GIVEN PROBLEM -
Review the material line by line. Identify and copy every line that contains the string "Medicare".
+++ PROVIDED INFORMATION
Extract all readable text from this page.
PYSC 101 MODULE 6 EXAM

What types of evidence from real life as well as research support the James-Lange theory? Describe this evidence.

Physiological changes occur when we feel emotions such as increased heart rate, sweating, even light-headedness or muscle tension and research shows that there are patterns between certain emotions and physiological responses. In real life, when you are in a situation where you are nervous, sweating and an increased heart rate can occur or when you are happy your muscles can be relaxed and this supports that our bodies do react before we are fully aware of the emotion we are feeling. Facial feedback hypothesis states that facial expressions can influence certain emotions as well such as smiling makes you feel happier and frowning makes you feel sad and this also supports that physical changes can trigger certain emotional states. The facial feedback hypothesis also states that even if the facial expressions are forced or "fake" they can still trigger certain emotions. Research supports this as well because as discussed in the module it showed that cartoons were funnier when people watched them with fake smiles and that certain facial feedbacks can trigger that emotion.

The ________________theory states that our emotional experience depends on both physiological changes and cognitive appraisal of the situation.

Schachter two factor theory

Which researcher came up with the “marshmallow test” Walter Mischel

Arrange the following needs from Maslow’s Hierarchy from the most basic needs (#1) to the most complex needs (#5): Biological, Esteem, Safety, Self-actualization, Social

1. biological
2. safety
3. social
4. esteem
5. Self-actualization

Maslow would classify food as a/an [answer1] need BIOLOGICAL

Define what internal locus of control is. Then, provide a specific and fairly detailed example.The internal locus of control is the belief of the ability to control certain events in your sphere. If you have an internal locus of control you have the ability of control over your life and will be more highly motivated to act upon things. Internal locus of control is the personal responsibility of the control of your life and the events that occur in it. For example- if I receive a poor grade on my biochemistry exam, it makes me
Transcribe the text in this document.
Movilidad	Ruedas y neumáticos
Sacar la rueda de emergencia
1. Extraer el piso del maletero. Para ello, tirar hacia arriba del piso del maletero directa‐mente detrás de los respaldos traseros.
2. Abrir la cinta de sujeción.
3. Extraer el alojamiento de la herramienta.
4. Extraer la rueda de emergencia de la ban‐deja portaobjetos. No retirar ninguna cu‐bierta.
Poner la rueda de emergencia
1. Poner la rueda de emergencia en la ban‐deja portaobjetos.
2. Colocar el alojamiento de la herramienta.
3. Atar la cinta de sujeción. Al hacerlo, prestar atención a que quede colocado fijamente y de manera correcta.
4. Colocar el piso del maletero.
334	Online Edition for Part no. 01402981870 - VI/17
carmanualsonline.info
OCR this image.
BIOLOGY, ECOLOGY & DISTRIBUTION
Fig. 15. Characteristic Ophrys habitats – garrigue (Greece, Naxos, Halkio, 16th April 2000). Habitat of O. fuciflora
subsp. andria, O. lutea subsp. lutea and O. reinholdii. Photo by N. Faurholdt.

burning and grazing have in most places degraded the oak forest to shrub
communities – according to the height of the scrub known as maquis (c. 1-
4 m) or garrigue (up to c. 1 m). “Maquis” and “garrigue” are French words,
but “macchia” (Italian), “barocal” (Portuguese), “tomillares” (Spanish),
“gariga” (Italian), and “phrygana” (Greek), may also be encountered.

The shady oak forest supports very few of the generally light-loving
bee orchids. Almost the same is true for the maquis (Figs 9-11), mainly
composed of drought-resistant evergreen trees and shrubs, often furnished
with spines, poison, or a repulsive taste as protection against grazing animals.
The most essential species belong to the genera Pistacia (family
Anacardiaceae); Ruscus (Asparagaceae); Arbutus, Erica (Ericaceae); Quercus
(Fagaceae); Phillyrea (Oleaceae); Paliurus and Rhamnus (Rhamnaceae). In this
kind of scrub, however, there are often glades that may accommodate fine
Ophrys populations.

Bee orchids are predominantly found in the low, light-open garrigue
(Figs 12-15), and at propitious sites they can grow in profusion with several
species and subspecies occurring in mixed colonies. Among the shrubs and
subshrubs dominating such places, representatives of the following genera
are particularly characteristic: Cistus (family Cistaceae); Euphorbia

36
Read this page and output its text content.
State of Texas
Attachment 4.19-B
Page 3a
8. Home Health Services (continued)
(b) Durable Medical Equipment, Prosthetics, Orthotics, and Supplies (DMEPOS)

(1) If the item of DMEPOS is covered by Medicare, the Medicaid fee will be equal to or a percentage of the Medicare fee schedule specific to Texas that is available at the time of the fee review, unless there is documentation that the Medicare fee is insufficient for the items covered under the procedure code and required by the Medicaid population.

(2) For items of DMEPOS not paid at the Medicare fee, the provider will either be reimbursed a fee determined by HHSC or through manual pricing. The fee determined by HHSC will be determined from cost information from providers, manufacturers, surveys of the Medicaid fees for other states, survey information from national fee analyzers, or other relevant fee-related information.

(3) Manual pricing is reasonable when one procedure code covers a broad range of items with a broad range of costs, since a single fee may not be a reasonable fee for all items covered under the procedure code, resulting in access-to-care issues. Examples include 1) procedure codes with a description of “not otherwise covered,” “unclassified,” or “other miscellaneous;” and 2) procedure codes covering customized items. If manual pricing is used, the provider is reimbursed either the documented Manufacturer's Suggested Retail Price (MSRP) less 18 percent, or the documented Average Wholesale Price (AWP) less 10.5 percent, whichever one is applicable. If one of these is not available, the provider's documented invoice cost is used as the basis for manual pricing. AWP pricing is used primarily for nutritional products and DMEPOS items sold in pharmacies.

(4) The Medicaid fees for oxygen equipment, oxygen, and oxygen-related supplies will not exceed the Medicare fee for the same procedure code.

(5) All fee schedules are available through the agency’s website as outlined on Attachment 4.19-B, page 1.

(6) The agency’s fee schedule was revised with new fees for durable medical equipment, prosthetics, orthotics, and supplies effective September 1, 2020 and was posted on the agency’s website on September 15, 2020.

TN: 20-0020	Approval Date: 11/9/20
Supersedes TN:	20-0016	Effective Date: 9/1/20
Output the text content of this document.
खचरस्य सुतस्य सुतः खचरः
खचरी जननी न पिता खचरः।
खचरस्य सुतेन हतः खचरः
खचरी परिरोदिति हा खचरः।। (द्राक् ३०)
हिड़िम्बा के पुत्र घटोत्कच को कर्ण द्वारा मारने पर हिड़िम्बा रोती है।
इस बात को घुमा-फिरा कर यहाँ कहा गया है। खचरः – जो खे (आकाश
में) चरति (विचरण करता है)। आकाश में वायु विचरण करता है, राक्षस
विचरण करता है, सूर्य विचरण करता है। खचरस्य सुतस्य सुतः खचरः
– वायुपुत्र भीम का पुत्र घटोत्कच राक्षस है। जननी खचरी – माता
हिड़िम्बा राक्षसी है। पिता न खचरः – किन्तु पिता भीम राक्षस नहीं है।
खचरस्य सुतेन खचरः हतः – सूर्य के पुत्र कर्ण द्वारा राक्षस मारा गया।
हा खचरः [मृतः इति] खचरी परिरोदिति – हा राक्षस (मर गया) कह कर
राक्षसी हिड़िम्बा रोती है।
++++++
COMPLETE ANSWER -
(1) If the item of DMEPOS is covered by Medicare, the Medicaid fee will be equal to or a percentage of the Medicare fee schedule specific to Texas that is available at the time of the fee review, unless there is documentation that the Medicare fee is insufficient for the items covered under the procedure code and required by the Medicaid population.
(2) For items of DMEPOS not paid at the Medicare fee, the provider will either be reimbursed a fee determined by HHSC or through manual pricing. The fee determined by HHSC will be determined from cost information from providers, manufacturers, surveys of the Medicaid fees for other states, survey information from national fee analyzers, or other relevant fee-related information.
(4) The Medicaid fees for oxygen equipment, oxygen, and oxygen-related supplies will not exceed the Medicare fee for the same procedure code.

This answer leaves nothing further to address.